● **Exercise**: Reproduce each line exactly. Skip none.

Data entries
• • • •

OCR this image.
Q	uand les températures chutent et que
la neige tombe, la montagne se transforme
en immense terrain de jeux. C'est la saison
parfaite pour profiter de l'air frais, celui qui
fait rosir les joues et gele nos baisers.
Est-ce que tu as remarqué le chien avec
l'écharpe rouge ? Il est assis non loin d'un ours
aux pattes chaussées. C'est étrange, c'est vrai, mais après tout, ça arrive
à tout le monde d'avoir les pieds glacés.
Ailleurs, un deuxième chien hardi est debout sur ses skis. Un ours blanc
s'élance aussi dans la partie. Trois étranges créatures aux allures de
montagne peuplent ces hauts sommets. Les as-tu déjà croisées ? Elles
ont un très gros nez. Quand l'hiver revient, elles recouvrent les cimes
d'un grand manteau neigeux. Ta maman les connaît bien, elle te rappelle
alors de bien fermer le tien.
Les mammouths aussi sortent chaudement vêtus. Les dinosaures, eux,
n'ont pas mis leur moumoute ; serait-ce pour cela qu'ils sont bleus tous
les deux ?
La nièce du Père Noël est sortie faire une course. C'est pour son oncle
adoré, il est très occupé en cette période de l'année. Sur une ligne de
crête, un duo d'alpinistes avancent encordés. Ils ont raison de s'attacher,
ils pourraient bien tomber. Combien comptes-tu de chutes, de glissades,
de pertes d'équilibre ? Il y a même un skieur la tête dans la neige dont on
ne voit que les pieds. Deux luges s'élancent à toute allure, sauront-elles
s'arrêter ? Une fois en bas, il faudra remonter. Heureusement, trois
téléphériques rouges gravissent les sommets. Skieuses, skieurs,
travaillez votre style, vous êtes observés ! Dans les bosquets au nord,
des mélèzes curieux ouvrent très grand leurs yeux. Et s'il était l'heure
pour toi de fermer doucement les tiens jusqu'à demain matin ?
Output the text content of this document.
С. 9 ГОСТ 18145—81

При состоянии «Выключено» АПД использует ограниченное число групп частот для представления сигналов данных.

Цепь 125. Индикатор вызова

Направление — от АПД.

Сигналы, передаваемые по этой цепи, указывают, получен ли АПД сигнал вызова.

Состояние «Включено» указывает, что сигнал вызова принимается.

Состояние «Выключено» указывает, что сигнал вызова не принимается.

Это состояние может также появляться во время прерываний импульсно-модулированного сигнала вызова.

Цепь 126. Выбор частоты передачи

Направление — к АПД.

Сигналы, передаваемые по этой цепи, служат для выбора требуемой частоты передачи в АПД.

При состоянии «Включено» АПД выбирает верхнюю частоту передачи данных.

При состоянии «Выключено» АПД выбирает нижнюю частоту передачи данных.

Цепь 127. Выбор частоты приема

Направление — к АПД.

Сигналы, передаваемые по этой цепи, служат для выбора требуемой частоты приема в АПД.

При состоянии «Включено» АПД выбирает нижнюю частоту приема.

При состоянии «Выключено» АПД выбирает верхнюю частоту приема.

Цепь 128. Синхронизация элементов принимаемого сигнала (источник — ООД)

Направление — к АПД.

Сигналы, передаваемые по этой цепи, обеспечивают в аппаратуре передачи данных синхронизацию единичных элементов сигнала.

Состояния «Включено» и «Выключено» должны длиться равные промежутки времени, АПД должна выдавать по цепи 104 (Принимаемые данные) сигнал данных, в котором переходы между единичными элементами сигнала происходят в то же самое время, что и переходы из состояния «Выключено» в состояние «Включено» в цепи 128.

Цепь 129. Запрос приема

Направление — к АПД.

• • • •

● **Written answer**:
OCR this image.
Q	uand les températures chutent et que
la neige tombe, la montagne se transforme
en immense terrain de jeux. C'est la saison
parfaite pour profiter de l'air frais, celui qui
fait rosir les joues et gele nos baisers.
Est-ce que tu as remarqué le chien avec
l'écharpe rouge ? Il est assis non loin d'un ours
aux pattes chaussées. C'est étrange, c'est vrai, mais après tout, ça arrive
à tout le monde d'avoir les pieds glacés.
Ailleurs, un deuxième chien hardi est debout sur ses skis. Un ours blanc
s'élance aussi dans la partie. Trois étranges créatures aux allures de
montagne peuplent ces hauts sommets. Les as-tu déjà croisées ? Elles
ont un très gros nez. Quand l'hiver revient, elles recouvrent les cimes
d'un grand manteau neigeux. Ta maman les connaît bien, elle te rappelle
alors de bien fermer le tien.
Les mammouths aussi sortent chaudement vêtus. Les dinosaures, eux,
n'ont pas mis leur moumoute ; serait-ce pour cela qu'ils sont bleus tous
les deux ?
La nièce du Père Noël est sortie faire une course. C'est pour son oncle
adoré, il est très occupé en cette période de l'année. Sur une ligne de
crête, un duo d'alpinistes avancent encordés. Ils ont raison de s'attacher,
ils pourraient bien tomber. Combien comptes-tu de chutes, de glissades,
de pertes d'équilibre ? Il y a même un skieur la tête dans la neige dont on
ne voit que les pieds. Deux luges s'élancent à toute allure, sauront-elles
s'arrêter ? Une fois en bas, il faudra remonter. Heureusement, trois
téléphériques rouges gravissent les sommets. Skieuses, skieurs,
travaillez votre style, vous êtes observés ! Dans les bosquets au nord,
des mélèzes curieux ouvrent très grand leurs yeux. Et s'il était l'heure
pour toi de fermer doucement les tiens jusqu'à demain matin ?
Output the text content of this document.
С. 9 ГОСТ 18145—81

При состоянии «Выключено» АПД использует ограниченное число групп частот для представления сигналов данных.

Цепь 125. Индикатор вызова

Направление — от АПД.

Сигналы, передаваемые по этой цепи, указывают, получен ли АПД сигнал вызова.

Состояние «Включено» указывает, что сигнал вызова принимается.

Состояние «Выключено» указывает, что сигнал вызова не принимается.

Это состояние может также появляться во время прерываний импульсно-модулированного сигнала вызова.

Цепь 126. Выбор частоты передачи

Направление — к АПД.

Сигналы, передаваемые по этой цепи, служат для выбора требуемой частоты передачи в АПД.

При состоянии «Включено» АПД выбирает верхнюю частоту передачи данных.

При состоянии «Выключено» АПД выбирает нижнюю частоту передачи данных.

Цепь 127. Выбор частоты приема

Направление — к АПД.

Сигналы, передаваемые по этой цепи, служат для выбора требуемой частоты приема в АПД.

При состоянии «Включено» АПД выбирает нижнюю частоту приема.

При состоянии «Выключено» АПД выбирает верхнюю частоту приема.

Цепь 128. Синхронизация элементов принимаемого сигнала (источник — ООД)

Направление — к АПД.

Сигналы, передаваемые по этой цепи, обеспечивают в аппаратуре передачи данных синхронизацию единичных элементов сигнала.

Состояния «Включено» и «Выключено» должны длиться равные промежутки времени, АПД должна выдавать по цепи 104 (Принимаемые данные) сигнал данных, в котором переходы между единичными элементами сигнала происходят в то же самое время, что и переходы из состояния «Выключено» в состояние «Включено» в цепи 128.

Цепь 129. Запрос приема

Направление — к АПД.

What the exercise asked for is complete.